Task brief:
Repeat the records below word for word, but start at the line that contains "Decode this image", stop after the last line, and include nothing else.

— BEGIN Data listing —

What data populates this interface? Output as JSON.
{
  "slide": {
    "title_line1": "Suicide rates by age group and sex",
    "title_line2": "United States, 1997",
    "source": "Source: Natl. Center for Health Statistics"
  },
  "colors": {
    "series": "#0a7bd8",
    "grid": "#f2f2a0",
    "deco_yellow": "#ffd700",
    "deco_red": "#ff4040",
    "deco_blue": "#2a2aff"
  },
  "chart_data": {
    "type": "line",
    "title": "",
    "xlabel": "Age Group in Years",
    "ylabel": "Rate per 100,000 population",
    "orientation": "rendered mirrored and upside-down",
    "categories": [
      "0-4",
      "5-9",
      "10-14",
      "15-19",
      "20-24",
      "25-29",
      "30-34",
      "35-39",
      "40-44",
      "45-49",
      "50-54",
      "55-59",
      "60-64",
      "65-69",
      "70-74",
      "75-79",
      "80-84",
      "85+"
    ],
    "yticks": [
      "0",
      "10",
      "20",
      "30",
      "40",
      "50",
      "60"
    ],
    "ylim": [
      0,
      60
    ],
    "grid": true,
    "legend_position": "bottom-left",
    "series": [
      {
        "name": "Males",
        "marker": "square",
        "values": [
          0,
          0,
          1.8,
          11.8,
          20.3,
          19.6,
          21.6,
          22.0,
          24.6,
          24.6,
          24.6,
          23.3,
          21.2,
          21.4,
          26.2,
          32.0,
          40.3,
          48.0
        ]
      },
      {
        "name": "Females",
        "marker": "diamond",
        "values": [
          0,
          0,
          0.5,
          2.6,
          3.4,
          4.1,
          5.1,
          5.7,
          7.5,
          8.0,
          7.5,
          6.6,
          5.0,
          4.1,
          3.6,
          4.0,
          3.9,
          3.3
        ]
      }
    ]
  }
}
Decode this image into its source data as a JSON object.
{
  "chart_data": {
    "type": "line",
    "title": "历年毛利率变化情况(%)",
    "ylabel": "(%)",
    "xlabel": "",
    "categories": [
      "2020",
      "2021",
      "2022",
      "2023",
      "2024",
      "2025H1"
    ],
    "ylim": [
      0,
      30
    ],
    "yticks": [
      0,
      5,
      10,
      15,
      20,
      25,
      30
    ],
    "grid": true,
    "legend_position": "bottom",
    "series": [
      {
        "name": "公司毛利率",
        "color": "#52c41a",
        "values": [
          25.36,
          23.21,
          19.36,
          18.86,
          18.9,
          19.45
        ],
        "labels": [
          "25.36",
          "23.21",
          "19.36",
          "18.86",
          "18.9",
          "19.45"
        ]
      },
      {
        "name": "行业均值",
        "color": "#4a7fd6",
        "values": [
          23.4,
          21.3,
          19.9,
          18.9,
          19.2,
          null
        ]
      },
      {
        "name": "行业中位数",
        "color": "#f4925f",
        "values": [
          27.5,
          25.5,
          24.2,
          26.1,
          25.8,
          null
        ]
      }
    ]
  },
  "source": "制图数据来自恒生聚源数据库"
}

— END Data listing —

Solution to this problem:
Decode this image into its source data as a JSON object.
{
  "chart_data": {
    "type": "line",
    "title": "历年毛利率变化情况(%)",
    "ylabel": "(%)",
    "xlabel": "",
    "categories": [
      "2020",
      "2021",
      "2022",
      "2023",
      "2024",
      "2025H1"
    ],
    "ylim": [
      0,
      30
    ],
    "yticks": [
      0,
      5,
      10,
      15,
      20,
      25,
      30
    ],
    "grid": true,
    "legend_position": "bottom",
    "series": [
      {
        "name": "公司毛利率",
        "color": "#52c41a",
        "values": [
          25.36,
          23.21,
          19.36,
          18.86,
          18.9,
          19.45
        ],
        "labels": [
          "25.36",
          "23.21",
          "19.36",
          "18.86",
          "18.9",
          "19.45"
        ]
      },
      {
        "name": "行业均值",
        "color": "#4a7fd6",
        "values": [
          23.4,
          21.3,
          19.9,
          18.9,
          19.2,
          null
        ]
      },
      {
        "name": "行业中位数",
        "color": "#f4925f",
        "values": [
          27.5,
          25.5,
          24.2,
          26.1,
          25.8,
          null
        ]
      }
    ]
  },
  "source": "制图数据来自恒生聚源数据库"
}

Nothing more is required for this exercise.